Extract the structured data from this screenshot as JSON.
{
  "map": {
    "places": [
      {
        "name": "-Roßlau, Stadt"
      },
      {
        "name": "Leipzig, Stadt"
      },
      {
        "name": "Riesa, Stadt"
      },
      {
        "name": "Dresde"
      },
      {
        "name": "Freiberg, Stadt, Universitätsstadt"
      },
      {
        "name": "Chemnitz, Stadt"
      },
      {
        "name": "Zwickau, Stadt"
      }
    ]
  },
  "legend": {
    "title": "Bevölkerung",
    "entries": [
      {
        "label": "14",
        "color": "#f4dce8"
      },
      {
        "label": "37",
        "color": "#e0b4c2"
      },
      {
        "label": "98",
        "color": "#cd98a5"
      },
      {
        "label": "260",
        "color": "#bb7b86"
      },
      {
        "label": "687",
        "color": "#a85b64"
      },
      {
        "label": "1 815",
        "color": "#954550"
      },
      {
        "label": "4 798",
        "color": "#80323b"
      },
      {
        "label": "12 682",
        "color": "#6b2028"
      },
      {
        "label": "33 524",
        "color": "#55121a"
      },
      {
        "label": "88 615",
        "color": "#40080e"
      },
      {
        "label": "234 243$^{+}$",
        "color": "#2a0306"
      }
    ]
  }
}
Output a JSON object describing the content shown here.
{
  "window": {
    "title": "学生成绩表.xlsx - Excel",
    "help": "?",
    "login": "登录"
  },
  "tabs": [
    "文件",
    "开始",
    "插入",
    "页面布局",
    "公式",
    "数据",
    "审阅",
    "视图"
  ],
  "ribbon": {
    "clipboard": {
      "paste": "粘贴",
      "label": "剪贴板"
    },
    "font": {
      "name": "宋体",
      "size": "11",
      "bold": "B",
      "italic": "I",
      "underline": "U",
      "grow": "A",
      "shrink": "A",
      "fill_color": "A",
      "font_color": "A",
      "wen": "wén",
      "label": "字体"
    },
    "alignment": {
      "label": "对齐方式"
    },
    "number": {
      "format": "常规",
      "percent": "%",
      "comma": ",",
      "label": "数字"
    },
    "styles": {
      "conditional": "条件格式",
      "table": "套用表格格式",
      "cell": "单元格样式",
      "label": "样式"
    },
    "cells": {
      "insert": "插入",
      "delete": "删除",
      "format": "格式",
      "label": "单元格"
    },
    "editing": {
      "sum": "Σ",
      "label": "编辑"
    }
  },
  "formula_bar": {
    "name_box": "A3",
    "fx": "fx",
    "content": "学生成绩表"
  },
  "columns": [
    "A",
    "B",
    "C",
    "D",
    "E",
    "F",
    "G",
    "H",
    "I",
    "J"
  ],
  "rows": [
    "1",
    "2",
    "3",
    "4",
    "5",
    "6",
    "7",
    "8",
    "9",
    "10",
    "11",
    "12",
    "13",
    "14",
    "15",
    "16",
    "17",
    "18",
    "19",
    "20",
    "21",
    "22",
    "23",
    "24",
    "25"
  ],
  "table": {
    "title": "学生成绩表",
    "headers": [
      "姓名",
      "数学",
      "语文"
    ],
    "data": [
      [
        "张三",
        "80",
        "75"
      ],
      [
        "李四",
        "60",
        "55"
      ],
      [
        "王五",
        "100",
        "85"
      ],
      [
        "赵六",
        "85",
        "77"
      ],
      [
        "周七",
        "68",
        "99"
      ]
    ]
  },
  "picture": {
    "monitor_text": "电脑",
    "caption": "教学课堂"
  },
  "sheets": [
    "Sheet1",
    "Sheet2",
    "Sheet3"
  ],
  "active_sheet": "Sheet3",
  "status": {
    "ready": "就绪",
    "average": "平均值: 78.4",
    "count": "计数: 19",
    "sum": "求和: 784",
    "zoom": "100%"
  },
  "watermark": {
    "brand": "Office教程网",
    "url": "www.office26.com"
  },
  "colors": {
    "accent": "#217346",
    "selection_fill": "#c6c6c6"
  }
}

-----

## What is needed
Transcribe every entry exactly.

## Answer for the task
Extract the structured data from this screenshot as JSON.
{
  "map": {
    "places": [
      {
        "name": "-Roßlau, Stadt"
      },
      {
        "name": "Leipzig, Stadt"
      },
      {
        "name": "Riesa, Stadt"
      },
      {
        "name": "Dresde"
      },
      {
        "name": "Freiberg, Stadt, Universitätsstadt"
      },
      {
        "name": "Chemnitz, Stadt"
      },
      {
        "name": "Zwickau, Stadt"
      }
    ]
  },
  "legend": {
    "title": "Bevölkerung",
    "entries": [
      {
        "label": "14",
        "color": "#f4dce8"
      },
      {
        "label": "37",
        "color": "#e0b4c2"
      },
      {
        "label": "98",
        "color": "#cd98a5"
      },
      {
        "label": "260",
        "color": "#bb7b86"
      },
      {
        "label": "687",
        "color": "#a85b64"
      },
      {
        "label": "1 815",
        "color": "#954550"
      },
      {
        "label": "4 798",
        "color": "#80323b"
      },
      {
        "label": "12 682",
        "color": "#6b2028"
      },
      {
        "label": "33 524",
        "color": "#55121a"
      },
      {
        "label": "88 615",
        "color": "#40080e"
      },
      {
        "label": "234 243$^{+}$",
        "color": "#2a0306"
      }
    ]
  }
}
Output a JSON object describing the content shown here.
{
  "window": {
    "title": "学生成绩表.xlsx - Excel",
    "help": "?",
    "login": "登录"
  },
  "tabs": [
    "文件",
    "开始",
    "插入",
    "页面布局",
    "公式",
    "数据",
    "审阅",
    "视图"
  ],
  "ribbon": {
    "clipboard": {
      "paste": "粘贴",
      "label": "剪贴板"
    },
    "font": {
      "name": "宋体",
      "size": "11",
      "bold": "B",
      "italic": "I",
      "underline": "U",
      "grow": "A",
      "shrink": "A",
      "fill_color": "A",
      "font_color": "A",
      "wen": "wén",
      "label": "字体"
    },
    "alignment": {
      "label": "对齐方式"
    },
    "number": {
      "format": "常规",
      "percent": "%",
      "comma": ",",
      "label": "数字"
    },
    "styles": {
      "conditional": "条件格式",
      "table": "套用表格格式",
      "cell": "单元格样式",
      "label": "样式"
    },
    "cells": {
      "insert": "插入",
      "delete": "删除",
      "format": "格式",
      "label": "单元格"
    },
    "editing": {
      "sum": "Σ",
      "label": "编辑"
    }
  },
  "formula_bar": {
    "name_box": "A3",
    "fx": "fx",
    "content": "学生成绩表"
  },
  "columns": [
    "A",
    "B",
    "C",
    "D",
    "E",
    "F",
    "G",
    "H",
    "I",
    "J"
  ],
  "rows": [
    "1",
    "2",
    "3",
    "4",
    "5",
    "6",
    "7",
    "8",
    "9",
    "10",
    "11",
    "12",
    "13",
    "14",
    "15",
    "16",
    "17",
    "18",
    "19",
    "20",
    "21",
    "22",
    "23",
    "24",
    "25"
  ],
  "table": {
    "title": "学生成绩表",
    "headers": [
      "姓名",
      "数学",
      "语文"
    ],
    "data": [
      [
        "张三",
        "80",
        "75"
      ],
      [
        "李四",
        "60",
        "55"
      ],
      [
        "王五",
        "100",
        "85"
      ],
      [
        "赵六",
        "85",
        "77"
      ],
      [
        "周七",
        "68",
        "99"
      ]
    ]
  },
  "picture": {
    "monitor_text": "电脑",
    "caption": "教学课堂"
  },
  "sheets": [
    "Sheet1",
    "Sheet2",
    "Sheet3"
  ],
  "active_sheet": "Sheet3",
  "status": {
    "ready": "就绪",
    "average": "平均值: 78.4",
    "count": "计数: 19",
    "sum": "求和: 784",
    "zoom": "100%"
  },
  "watermark": {
    "brand": "Office教程网",
    "url": "www.office26.com"
  },
  "colors": {
    "accent": "#217346",
    "selection_fill": "#c6c6c6"
  }
}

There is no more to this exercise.